** BEGIN Provided records **
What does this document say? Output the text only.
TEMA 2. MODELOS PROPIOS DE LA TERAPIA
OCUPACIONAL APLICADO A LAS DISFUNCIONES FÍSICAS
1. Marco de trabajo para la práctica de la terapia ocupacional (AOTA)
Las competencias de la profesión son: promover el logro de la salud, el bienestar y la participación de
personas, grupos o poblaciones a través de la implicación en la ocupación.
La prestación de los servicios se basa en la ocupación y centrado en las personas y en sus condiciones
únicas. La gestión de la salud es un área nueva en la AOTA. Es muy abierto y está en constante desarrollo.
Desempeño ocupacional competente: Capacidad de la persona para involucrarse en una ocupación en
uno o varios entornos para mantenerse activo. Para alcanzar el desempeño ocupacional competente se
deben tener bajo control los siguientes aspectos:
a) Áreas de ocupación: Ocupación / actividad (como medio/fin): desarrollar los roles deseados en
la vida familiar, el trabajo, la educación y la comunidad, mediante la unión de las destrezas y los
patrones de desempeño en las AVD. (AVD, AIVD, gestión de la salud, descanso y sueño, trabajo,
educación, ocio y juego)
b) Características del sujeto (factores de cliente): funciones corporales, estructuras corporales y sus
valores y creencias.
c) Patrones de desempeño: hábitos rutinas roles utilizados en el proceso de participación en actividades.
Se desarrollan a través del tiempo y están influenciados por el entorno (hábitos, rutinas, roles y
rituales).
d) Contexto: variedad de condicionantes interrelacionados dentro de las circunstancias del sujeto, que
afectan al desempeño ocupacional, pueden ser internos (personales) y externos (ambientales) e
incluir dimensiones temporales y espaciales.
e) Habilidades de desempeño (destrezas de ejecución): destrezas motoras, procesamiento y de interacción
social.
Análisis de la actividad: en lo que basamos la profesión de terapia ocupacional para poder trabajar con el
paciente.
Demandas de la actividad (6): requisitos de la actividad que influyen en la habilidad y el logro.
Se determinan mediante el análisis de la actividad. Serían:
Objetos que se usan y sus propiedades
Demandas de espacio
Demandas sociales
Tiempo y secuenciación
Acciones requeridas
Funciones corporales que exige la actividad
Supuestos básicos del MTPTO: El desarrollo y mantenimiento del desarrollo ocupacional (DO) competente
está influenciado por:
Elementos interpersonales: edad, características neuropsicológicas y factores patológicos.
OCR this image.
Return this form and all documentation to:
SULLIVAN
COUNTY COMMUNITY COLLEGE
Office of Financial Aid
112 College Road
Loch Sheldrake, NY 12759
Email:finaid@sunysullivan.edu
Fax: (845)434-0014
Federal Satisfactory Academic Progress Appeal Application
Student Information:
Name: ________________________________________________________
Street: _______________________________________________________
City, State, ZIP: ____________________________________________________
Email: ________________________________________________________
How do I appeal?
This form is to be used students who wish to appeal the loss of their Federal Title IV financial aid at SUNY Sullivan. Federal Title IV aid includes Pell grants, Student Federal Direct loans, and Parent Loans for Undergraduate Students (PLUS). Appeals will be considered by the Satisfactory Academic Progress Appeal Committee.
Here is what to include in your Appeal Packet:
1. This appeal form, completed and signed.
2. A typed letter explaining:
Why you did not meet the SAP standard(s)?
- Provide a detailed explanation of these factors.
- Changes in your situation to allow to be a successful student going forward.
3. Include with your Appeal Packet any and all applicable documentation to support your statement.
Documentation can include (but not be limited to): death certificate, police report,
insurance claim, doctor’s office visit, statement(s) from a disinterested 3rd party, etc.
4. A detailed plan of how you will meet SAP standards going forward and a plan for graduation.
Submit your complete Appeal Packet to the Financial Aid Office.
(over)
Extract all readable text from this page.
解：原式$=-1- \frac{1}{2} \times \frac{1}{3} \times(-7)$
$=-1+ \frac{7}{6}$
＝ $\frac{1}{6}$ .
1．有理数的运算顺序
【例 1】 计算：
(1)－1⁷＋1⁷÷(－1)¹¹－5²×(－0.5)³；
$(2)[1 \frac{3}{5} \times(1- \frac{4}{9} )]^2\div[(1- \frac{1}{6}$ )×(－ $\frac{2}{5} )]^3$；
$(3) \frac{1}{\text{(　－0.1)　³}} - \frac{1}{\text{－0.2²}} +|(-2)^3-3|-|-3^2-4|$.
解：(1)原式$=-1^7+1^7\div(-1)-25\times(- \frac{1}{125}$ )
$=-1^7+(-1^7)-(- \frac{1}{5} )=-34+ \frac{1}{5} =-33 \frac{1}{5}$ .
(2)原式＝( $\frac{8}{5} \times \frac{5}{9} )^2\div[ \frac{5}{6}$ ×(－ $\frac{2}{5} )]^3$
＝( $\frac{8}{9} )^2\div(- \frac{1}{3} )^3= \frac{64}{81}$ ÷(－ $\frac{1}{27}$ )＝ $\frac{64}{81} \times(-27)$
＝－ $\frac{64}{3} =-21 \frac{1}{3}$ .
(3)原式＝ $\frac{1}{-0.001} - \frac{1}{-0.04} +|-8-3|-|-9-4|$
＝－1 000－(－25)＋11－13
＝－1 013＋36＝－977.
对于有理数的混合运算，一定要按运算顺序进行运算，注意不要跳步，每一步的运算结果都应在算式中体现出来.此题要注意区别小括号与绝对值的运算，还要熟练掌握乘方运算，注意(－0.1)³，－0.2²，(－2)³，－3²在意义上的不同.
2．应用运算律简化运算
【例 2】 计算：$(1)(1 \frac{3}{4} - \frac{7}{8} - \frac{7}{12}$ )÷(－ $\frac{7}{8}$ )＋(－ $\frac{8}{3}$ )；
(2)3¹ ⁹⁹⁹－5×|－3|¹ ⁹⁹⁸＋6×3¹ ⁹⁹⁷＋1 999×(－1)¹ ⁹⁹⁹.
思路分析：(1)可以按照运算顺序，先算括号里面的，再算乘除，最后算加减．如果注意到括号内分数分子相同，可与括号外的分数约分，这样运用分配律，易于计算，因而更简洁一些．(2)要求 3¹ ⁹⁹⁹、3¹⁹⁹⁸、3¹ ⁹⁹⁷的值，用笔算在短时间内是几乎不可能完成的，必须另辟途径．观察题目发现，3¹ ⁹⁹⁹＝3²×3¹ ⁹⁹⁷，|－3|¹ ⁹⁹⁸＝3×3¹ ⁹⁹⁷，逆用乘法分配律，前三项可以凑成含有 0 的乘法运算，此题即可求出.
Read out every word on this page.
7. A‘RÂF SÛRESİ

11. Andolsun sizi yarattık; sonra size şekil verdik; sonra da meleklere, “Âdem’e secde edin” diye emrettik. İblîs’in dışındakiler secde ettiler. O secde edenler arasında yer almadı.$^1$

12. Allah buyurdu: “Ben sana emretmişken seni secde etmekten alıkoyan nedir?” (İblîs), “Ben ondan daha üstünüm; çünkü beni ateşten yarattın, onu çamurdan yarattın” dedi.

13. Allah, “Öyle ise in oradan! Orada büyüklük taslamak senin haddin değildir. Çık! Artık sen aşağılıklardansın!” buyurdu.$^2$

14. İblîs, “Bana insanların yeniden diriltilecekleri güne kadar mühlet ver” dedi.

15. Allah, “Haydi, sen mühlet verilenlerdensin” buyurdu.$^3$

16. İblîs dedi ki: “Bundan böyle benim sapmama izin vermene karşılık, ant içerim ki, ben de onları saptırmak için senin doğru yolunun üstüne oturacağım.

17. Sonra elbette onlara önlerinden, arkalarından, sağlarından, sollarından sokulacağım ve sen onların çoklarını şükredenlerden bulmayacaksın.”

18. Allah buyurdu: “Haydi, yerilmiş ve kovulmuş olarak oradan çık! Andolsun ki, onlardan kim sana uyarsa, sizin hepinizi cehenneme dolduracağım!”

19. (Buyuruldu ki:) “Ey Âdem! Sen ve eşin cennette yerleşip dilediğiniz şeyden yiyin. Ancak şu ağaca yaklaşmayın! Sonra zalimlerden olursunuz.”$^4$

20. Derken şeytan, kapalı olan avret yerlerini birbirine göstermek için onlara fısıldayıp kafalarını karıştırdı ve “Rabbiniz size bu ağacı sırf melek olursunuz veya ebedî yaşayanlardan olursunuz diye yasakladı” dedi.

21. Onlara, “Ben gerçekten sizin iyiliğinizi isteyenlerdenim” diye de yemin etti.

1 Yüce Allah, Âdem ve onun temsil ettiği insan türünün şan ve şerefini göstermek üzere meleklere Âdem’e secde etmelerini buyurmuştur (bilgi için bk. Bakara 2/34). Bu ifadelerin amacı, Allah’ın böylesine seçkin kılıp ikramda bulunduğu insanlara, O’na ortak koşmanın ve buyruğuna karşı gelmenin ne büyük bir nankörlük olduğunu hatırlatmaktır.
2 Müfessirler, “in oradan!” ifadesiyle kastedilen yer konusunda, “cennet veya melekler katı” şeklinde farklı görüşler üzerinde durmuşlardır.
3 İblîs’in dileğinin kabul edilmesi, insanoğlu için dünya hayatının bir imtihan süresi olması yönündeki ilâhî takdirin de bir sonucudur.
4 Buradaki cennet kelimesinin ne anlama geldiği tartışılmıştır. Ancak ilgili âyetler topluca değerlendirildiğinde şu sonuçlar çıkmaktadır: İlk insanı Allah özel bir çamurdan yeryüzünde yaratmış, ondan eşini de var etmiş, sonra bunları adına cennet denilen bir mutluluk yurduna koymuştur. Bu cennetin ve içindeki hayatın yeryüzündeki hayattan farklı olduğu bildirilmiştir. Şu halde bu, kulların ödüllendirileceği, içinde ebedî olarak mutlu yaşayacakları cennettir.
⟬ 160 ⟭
** END Provided records **
_Objective_
From the listing above, copy all lines holding the word "roles".

_Task answer_
a) Áreas de ocupación: Ocupación / actividad (como medio/fin): desarrollar los roles deseados en
c) Patrones de desempeño: hábitos rutinas roles utilizados en el proceso de participación en actividades.
Se desarrollan a través del tiempo y están influenciados por el entorno (hábitos, rutinas, roles y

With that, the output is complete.